EXERCISE OBJECTIVE: Images embedded in the records are excluded; print everything else exactly as given.

- - - -

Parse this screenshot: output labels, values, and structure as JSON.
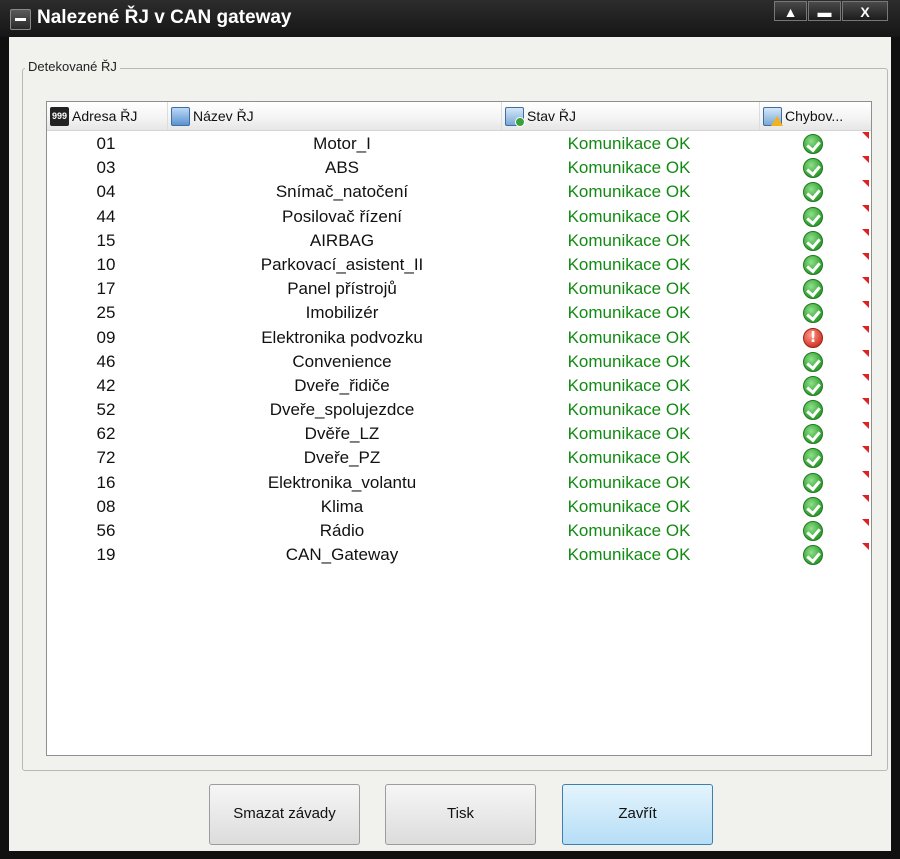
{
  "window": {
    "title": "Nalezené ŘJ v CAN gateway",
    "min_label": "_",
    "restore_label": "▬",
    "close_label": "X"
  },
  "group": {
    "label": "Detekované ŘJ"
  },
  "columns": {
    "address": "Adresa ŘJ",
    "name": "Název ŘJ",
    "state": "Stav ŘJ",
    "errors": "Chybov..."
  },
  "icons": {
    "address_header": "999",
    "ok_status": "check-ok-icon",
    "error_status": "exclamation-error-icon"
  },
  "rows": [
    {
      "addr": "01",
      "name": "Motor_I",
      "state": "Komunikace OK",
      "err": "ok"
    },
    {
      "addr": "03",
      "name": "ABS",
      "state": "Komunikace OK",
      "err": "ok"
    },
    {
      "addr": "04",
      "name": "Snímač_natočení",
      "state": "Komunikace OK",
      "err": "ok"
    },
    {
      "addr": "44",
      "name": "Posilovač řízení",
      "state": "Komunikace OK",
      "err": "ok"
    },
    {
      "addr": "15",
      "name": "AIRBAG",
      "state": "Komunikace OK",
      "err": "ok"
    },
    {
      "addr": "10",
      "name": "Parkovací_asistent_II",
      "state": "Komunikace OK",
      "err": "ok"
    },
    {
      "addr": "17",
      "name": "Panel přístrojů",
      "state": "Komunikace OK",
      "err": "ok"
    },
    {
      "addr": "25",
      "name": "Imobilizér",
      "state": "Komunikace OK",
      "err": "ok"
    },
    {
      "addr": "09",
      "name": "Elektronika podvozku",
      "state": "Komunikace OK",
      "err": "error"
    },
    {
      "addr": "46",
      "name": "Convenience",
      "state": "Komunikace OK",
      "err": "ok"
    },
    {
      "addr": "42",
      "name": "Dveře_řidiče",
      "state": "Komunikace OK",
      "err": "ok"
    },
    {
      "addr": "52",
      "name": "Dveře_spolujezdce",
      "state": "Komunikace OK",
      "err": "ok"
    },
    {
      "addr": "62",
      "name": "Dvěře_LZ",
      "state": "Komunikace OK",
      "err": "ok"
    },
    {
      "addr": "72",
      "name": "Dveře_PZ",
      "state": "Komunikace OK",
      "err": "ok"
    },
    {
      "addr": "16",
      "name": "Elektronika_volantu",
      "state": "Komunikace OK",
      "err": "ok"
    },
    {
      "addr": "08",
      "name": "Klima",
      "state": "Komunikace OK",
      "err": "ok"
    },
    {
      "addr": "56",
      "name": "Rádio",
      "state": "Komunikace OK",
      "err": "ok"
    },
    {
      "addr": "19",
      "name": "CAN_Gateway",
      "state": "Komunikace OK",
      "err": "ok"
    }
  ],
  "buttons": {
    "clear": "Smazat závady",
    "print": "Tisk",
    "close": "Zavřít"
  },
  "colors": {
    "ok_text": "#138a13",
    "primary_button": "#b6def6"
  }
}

- - - -

COMPLETE OUTPUT:
Parse this screenshot: output labels, values, and structure as JSON.
{
  "window": {
    "title": "Nalezené ŘJ v CAN gateway",
    "min_label": "_",
    "restore_label": "▬",
    "close_label": "X"
  },
  "group": {
    "label": "Detekované ŘJ"
  },
  "columns": {
    "address": "Adresa ŘJ",
    "name": "Název ŘJ",
    "state": "Stav ŘJ",
    "errors": "Chybov..."
  },
  "icons": {
    "address_header": "999",
    "ok_status": "check-ok-icon",
    "error_status": "exclamation-error-icon"
  },
  "rows": [
    {
      "addr": "01",
      "name": "Motor_I",
      "state": "Komunikace OK",
      "err": "ok"
    },
    {
      "addr": "03",
      "name": "ABS",
      "state": "Komunikace OK",
      "err": "ok"
    },
    {
      "addr": "04",
      "name": "Snímač_natočení",
      "state": "Komunikace OK",
      "err": "ok"
    },
    {
      "addr": "44",
      "name": "Posilovač řízení",
      "state": "Komunikace OK",
      "err": "ok"
    },
    {
      "addr": "15",
      "name": "AIRBAG",
      "state": "Komunikace OK",
      "err": "ok"
    },
    {
      "addr": "10",
      "name": "Parkovací_asistent_II",
      "state": "Komunikace OK",
      "err": "ok"
    },
    {
      "addr": "17",
      "name": "Panel přístrojů",
      "state": "Komunikace OK",
      "err": "ok"
    },
    {
      "addr": "25",
      "name": "Imobilizér",
      "state": "Komunikace OK",
      "err": "ok"
    },
    {
      "addr": "09",
      "name": "Elektronika podvozku",
      "state": "Komunikace OK",
      "err": "error"
    },
    {
      "addr": "46",
      "name": "Convenience",
      "state": "Komunikace OK",
      "err": "ok"
    },
    {
      "addr": "42",
      "name": "Dveře_řidiče",
      "state": "Komunikace OK",
      "err": "ok"
    },
    {
      "addr": "52",
      "name": "Dveře_spolujezdce",
      "state": "Komunikace OK",
      "err": "ok"
    },
    {
      "addr": "62",
      "name": "Dvěře_LZ",
      "state": "Komunikace OK",
      "err": "ok"
    },
    {
      "addr": "72",
      "name": "Dveře_PZ",
      "state": "Komunikace OK",
      "err": "ok"
    },
    {
      "addr": "16",
      "name": "Elektronika_volantu",
      "state": "Komunikace OK",
      "err": "ok"
    },
    {
      "addr": "08",
      "name": "Klima",
      "state": "Komunikace OK",
      "err": "ok"
    },
    {
      "addr": "56",
      "name": "Rádio",
      "state": "Komunikace OK",
      "err": "ok"
    },
    {
      "addr": "19",
      "name": "CAN_Gateway",
      "state": "Komunikace OK",
      "err": "ok"
    }
  ],
  "buttons": {
    "clear": "Smazat závady",
    "print": "Tisk",
    "close": "Zavřít"
  },
  "colors": {
    "ok_text": "#138a13",
    "primary_button": "#b6def6"
  }
}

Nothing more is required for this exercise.